[Dataset excerpt]
::::::::

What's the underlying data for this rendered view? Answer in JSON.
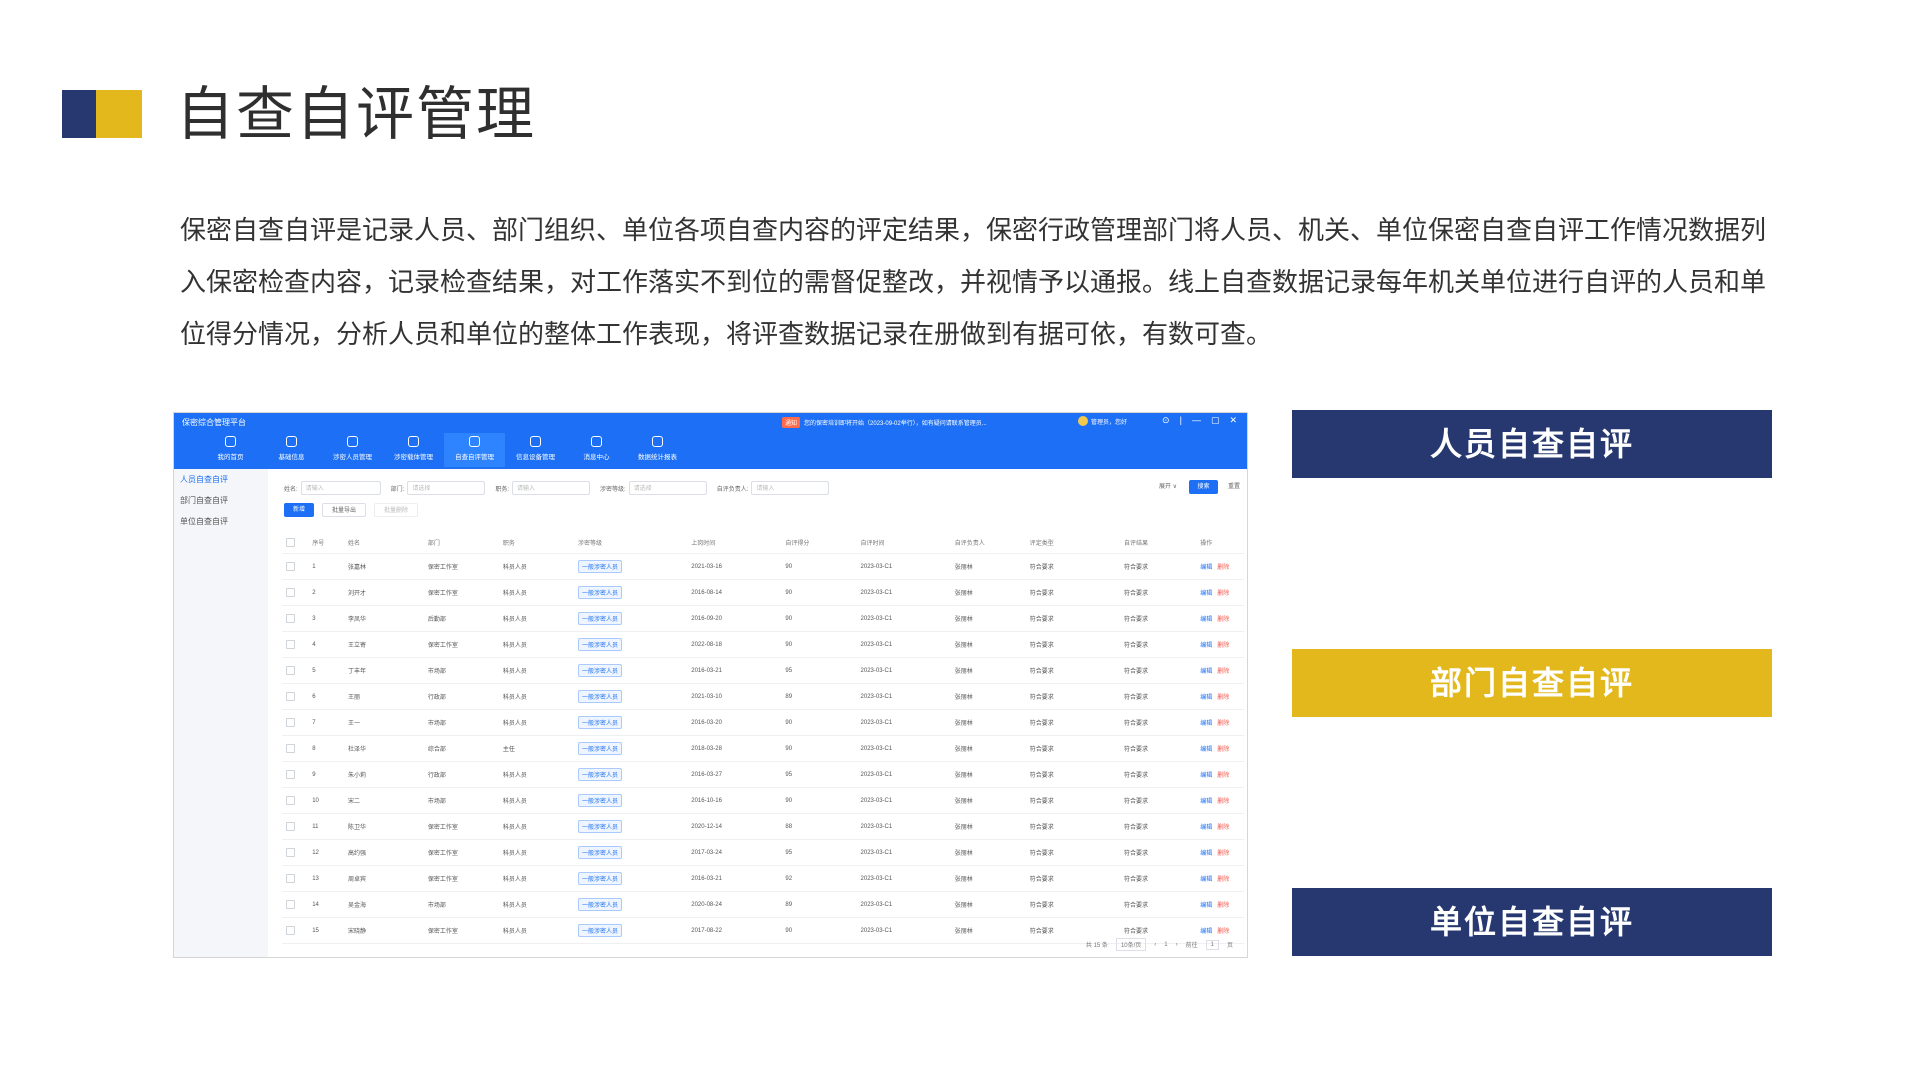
{
  "slide": {
    "title": "自查自评管理",
    "description": "保密自查自评是记录人员、部门组织、单位各项自查内容的评定结果，保密行政管理部门将人员、机关、单位保密自查自评工作情况数据列入保密检查内容，记录检查结果，对工作落实不到位的需督促整改，并视情予以通报。线上自查数据记录每年机关单位进行自评的人员和单位得分情况，分析人员和单位的整体工作表现，将评查数据记录在册做到有据可依，有数可查。",
    "colors": {
      "navy": "#26386f",
      "yellow": "#e2b81c",
      "app_blue": "#1d70f5"
    }
  },
  "app": {
    "brand": "保密综合管理平台",
    "notice_tag": "通知",
    "notice_text": "您的保密培训即将开始（2023-09-02举行），如有疑问请联系管理员...",
    "user": "管理员，您好",
    "window_controls": [
      "⊙",
      "|",
      "—",
      "▢",
      "✕"
    ],
    "nav": [
      {
        "label": "我的首页",
        "icon": "monitor-icon"
      },
      {
        "label": "基础信息",
        "icon": "info-icon"
      },
      {
        "label": "涉密人员管理",
        "icon": "person-icon"
      },
      {
        "label": "涉密载体管理",
        "icon": "archive-icon"
      },
      {
        "label": "自查自评管理",
        "icon": "edit-icon"
      },
      {
        "label": "信息设备管理",
        "icon": "device-icon"
      },
      {
        "label": "消息中心",
        "icon": "chat-icon"
      },
      {
        "label": "数据统计报表",
        "icon": "bar-chart-icon"
      }
    ],
    "sidebar": [
      "人员自查自评",
      "部门自查自评",
      "单位自查自评"
    ],
    "filters": [
      {
        "label": "姓名:",
        "placeholder": "请输入"
      },
      {
        "label": "部门:",
        "placeholder": "请选择"
      },
      {
        "label": "职务:",
        "placeholder": "请输入"
      },
      {
        "label": "涉密等级:",
        "placeholder": "请选择"
      },
      {
        "label": "自评负责人:",
        "placeholder": "请输入"
      }
    ],
    "expand_label": "展开 ∨",
    "search_label": "搜索",
    "reset_label": "重置",
    "actions": [
      "新增",
      "批量导出",
      "批量删除"
    ],
    "columns": [
      "序号",
      "姓名",
      "部门",
      "职务",
      "涉密等级",
      "上岗时间",
      "自评得分",
      "自评时间",
      "自评负责人",
      "评定类型",
      "自评结果",
      "操作"
    ],
    "rows": [
      [
        "1",
        "张嘉林",
        "保密工作室",
        "科员人员",
        "一般涉密人员",
        "2021-03-16",
        "90",
        "2023-03-C1",
        "张丽林",
        "符合要求",
        "符合要求"
      ],
      [
        "2",
        "刘开才",
        "保密工作室",
        "科员人员",
        "一般涉密人员",
        "2016-08-14",
        "90",
        "2023-03-C1",
        "张丽林",
        "符合要求",
        "符合要求"
      ],
      [
        "3",
        "李凤华",
        "后勤部",
        "科员人员",
        "一般涉密人员",
        "2016-09-20",
        "90",
        "2023-03-C1",
        "张丽林",
        "符合要求",
        "符合要求"
      ],
      [
        "4",
        "王立寄",
        "保密工作室",
        "科员人员",
        "一般涉密人员",
        "2022-08-18",
        "90",
        "2023-03-C1",
        "张丽林",
        "符合要求",
        "符合要求"
      ],
      [
        "5",
        "丁丰年",
        "市场部",
        "科员人员",
        "一般涉密人员",
        "2016-03-21",
        "95",
        "2023-03-C1",
        "张丽林",
        "符合要求",
        "符合要求"
      ],
      [
        "6",
        "王丽",
        "行政部",
        "科员人员",
        "一般涉密人员",
        "2021-03-10",
        "89",
        "2023-03-C1",
        "张丽林",
        "符合要求",
        "符合要求"
      ],
      [
        "7",
        "王一",
        "市场部",
        "科员人员",
        "一般涉密人员",
        "2016-03-20",
        "90",
        "2023-03-C1",
        "张丽林",
        "符合要求",
        "符合要求"
      ],
      [
        "8",
        "杜泽华",
        "综合部",
        "主任",
        "一般涉密人员",
        "2018-03-28",
        "90",
        "2023-03-C1",
        "张丽林",
        "符合要求",
        "符合要求"
      ],
      [
        "9",
        "朱小莉",
        "行政部",
        "科员人员",
        "一般涉密人员",
        "2016-03-27",
        "95",
        "2023-03-C1",
        "张丽林",
        "符合要求",
        "符合要求"
      ],
      [
        "10",
        "宋二",
        "市场部",
        "科员人员",
        "一般涉密人员",
        "2016-10-16",
        "90",
        "2023-03-C1",
        "张丽林",
        "符合要求",
        "符合要求"
      ],
      [
        "11",
        "陈卫华",
        "保密工作室",
        "科员人员",
        "一般涉密人员",
        "2020-12-14",
        "88",
        "2023-03-C1",
        "张丽林",
        "符合要求",
        "符合要求"
      ],
      [
        "12",
        "高约强",
        "保密工作室",
        "科员人员",
        "一般涉密人员",
        "2017-03-24",
        "95",
        "2023-03-C1",
        "张丽林",
        "符合要求",
        "符合要求"
      ],
      [
        "13",
        "周卓宾",
        "保密工作室",
        "科员人员",
        "一般涉密人员",
        "2016-03-21",
        "92",
        "2023-03-C1",
        "张丽林",
        "符合要求",
        "符合要求"
      ],
      [
        "14",
        "吴金海",
        "市场部",
        "科员人员",
        "一般涉密人员",
        "2020-08-24",
        "89",
        "2023-03-C1",
        "张丽林",
        "符合要求",
        "符合要求"
      ],
      [
        "15",
        "宋晓静",
        "保密工作室",
        "科员人员",
        "一般涉密人员",
        "2017-08-22",
        "90",
        "2023-03-C1",
        "张丽林",
        "符合要求",
        "符合要求"
      ]
    ],
    "row_ops": {
      "edit": "编辑",
      "delete": "删除"
    },
    "pager": {
      "total": "共 15 条",
      "page_size": "10条/页",
      "goto_label": "前往",
      "page": "1",
      "page_unit": "页"
    }
  },
  "categories": [
    "人员自查自评",
    "部门自查自评",
    "单位自查自评"
  ]
}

::::::::

[What needs to be done] Nothing in the entries should change as you copy them, except that the pictures are left out.

[Response]
What's the underlying data for this rendered view? Answer in JSON.
{
  "slide": {
    "title": "自查自评管理",
    "description": "保密自查自评是记录人员、部门组织、单位各项自查内容的评定结果，保密行政管理部门将人员、机关、单位保密自查自评工作情况数据列入保密检查内容，记录检查结果，对工作落实不到位的需督促整改，并视情予以通报。线上自查数据记录每年机关单位进行自评的人员和单位得分情况，分析人员和单位的整体工作表现，将评查数据记录在册做到有据可依，有数可查。",
    "colors": {
      "navy": "#26386f",
      "yellow": "#e2b81c",
      "app_blue": "#1d70f5"
    }
  },
  "app": {
    "brand": "保密综合管理平台",
    "notice_tag": "通知",
    "notice_text": "您的保密培训即将开始（2023-09-02举行），如有疑问请联系管理员...",
    "user": "管理员，您好",
    "window_controls": [
      "⊙",
      "|",
      "—",
      "▢",
      "✕"
    ],
    "nav": [
      {
        "label": "我的首页",
        "icon": "monitor-icon"
      },
      {
        "label": "基础信息",
        "icon": "info-icon"
      },
      {
        "label": "涉密人员管理",
        "icon": "person-icon"
      },
      {
        "label": "涉密载体管理",
        "icon": "archive-icon"
      },
      {
        "label": "自查自评管理",
        "icon": "edit-icon"
      },
      {
        "label": "信息设备管理",
        "icon": "device-icon"
      },
      {
        "label": "消息中心",
        "icon": "chat-icon"
      },
      {
        "label": "数据统计报表",
        "icon": "bar-chart-icon"
      }
    ],
    "sidebar": [
      "人员自查自评",
      "部门自查自评",
      "单位自查自评"
    ],
    "filters": [
      {
        "label": "姓名:",
        "placeholder": "请输入"
      },
      {
        "label": "部门:",
        "placeholder": "请选择"
      },
      {
        "label": "职务:",
        "placeholder": "请输入"
      },
      {
        "label": "涉密等级:",
        "placeholder": "请选择"
      },
      {
        "label": "自评负责人:",
        "placeholder": "请输入"
      }
    ],
    "expand_label": "展开 ∨",
    "search_label": "搜索",
    "reset_label": "重置",
    "actions": [
      "新增",
      "批量导出",
      "批量删除"
    ],
    "columns": [
      "序号",
      "姓名",
      "部门",
      "职务",
      "涉密等级",
      "上岗时间",
      "自评得分",
      "自评时间",
      "自评负责人",
      "评定类型",
      "自评结果",
      "操作"
    ],
    "rows": [
      [
        "1",
        "张嘉林",
        "保密工作室",
        "科员人员",
        "一般涉密人员",
        "2021-03-16",
        "90",
        "2023-03-C1",
        "张丽林",
        "符合要求",
        "符合要求"
      ],
      [
        "2",
        "刘开才",
        "保密工作室",
        "科员人员",
        "一般涉密人员",
        "2016-08-14",
        "90",
        "2023-03-C1",
        "张丽林",
        "符合要求",
        "符合要求"
      ],
      [
        "3",
        "李凤华",
        "后勤部",
        "科员人员",
        "一般涉密人员",
        "2016-09-20",
        "90",
        "2023-03-C1",
        "张丽林",
        "符合要求",
        "符合要求"
      ],
      [
        "4",
        "王立寄",
        "保密工作室",
        "科员人员",
        "一般涉密人员",
        "2022-08-18",
        "90",
        "2023-03-C1",
        "张丽林",
        "符合要求",
        "符合要求"
      ],
      [
        "5",
        "丁丰年",
        "市场部",
        "科员人员",
        "一般涉密人员",
        "2016-03-21",
        "95",
        "2023-03-C1",
        "张丽林",
        "符合要求",
        "符合要求"
      ],
      [
        "6",
        "王丽",
        "行政部",
        "科员人员",
        "一般涉密人员",
        "2021-03-10",
        "89",
        "2023-03-C1",
        "张丽林",
        "符合要求",
        "符合要求"
      ],
      [
        "7",
        "王一",
        "市场部",
        "科员人员",
        "一般涉密人员",
        "2016-03-20",
        "90",
        "2023-03-C1",
        "张丽林",
        "符合要求",
        "符合要求"
      ],
      [
        "8",
        "杜泽华",
        "综合部",
        "主任",
        "一般涉密人员",
        "2018-03-28",
        "90",
        "2023-03-C1",
        "张丽林",
        "符合要求",
        "符合要求"
      ],
      [
        "9",
        "朱小莉",
        "行政部",
        "科员人员",
        "一般涉密人员",
        "2016-03-27",
        "95",
        "2023-03-C1",
        "张丽林",
        "符合要求",
        "符合要求"
      ],
      [
        "10",
        "宋二",
        "市场部",
        "科员人员",
        "一般涉密人员",
        "2016-10-16",
        "90",
        "2023-03-C1",
        "张丽林",
        "符合要求",
        "符合要求"
      ],
      [
        "11",
        "陈卫华",
        "保密工作室",
        "科员人员",
        "一般涉密人员",
        "2020-12-14",
        "88",
        "2023-03-C1",
        "张丽林",
        "符合要求",
        "符合要求"
      ],
      [
        "12",
        "高约强",
        "保密工作室",
        "科员人员",
        "一般涉密人员",
        "2017-03-24",
        "95",
        "2023-03-C1",
        "张丽林",
        "符合要求",
        "符合要求"
      ],
      [
        "13",
        "周卓宾",
        "保密工作室",
        "科员人员",
        "一般涉密人员",
        "2016-03-21",
        "92",
        "2023-03-C1",
        "张丽林",
        "符合要求",
        "符合要求"
      ],
      [
        "14",
        "吴金海",
        "市场部",
        "科员人员",
        "一般涉密人员",
        "2020-08-24",
        "89",
        "2023-03-C1",
        "张丽林",
        "符合要求",
        "符合要求"
      ],
      [
        "15",
        "宋晓静",
        "保密工作室",
        "科员人员",
        "一般涉密人员",
        "2017-08-22",
        "90",
        "2023-03-C1",
        "张丽林",
        "符合要求",
        "符合要求"
      ]
    ],
    "row_ops": {
      "edit": "编辑",
      "delete": "删除"
    },
    "pager": {
      "total": "共 15 条",
      "page_size": "10条/页",
      "goto_label": "前往",
      "page": "1",
      "page_unit": "页"
    }
  },
  "categories": [
    "人员自查自评",
    "部门自查自评",
    "单位自查自评"
  ]
}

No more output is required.